Written instruction => Gather all lines with the word "definir" in them.
%%
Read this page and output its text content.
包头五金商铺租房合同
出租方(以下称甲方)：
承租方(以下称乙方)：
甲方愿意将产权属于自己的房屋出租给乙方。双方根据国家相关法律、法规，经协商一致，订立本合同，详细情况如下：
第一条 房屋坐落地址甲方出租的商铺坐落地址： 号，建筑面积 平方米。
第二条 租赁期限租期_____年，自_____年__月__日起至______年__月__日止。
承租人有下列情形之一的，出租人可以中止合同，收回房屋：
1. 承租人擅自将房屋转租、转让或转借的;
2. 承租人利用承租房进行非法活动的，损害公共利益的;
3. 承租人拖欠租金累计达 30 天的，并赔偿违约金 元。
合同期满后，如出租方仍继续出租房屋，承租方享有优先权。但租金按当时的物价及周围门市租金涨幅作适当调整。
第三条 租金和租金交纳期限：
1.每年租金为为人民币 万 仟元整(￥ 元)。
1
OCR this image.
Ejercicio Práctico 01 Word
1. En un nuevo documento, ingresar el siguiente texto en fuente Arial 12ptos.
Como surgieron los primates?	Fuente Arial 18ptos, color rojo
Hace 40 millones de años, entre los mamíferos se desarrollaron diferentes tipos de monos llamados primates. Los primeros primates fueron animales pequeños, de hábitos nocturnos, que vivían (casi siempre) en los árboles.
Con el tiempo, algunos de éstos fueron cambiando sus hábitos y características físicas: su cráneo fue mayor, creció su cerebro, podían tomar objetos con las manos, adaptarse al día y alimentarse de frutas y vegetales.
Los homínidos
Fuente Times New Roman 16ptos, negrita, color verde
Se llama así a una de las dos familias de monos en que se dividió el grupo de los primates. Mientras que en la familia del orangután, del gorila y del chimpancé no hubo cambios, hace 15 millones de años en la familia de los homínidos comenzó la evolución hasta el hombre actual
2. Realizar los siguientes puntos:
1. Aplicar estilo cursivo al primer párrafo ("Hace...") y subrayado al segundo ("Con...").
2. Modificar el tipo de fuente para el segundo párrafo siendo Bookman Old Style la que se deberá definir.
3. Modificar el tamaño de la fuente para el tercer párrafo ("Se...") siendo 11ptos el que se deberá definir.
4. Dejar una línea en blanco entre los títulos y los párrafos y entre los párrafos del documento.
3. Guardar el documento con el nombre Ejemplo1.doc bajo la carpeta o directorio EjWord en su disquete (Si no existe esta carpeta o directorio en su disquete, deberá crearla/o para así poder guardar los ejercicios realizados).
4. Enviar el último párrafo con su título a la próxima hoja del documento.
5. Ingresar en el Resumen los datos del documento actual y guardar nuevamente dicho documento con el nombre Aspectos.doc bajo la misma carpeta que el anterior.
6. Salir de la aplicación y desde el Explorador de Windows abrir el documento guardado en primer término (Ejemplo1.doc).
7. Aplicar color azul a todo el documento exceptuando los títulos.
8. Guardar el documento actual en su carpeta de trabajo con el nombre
%%
Task response =>
2. Modificar el tipo de fuente para el segundo párrafo siendo Bookman Old Style la que se deberá definir.
3. Modificar el tamaño de la fuente para el tercer párrafo ("Se...") siendo 11ptos el que se deberá definir.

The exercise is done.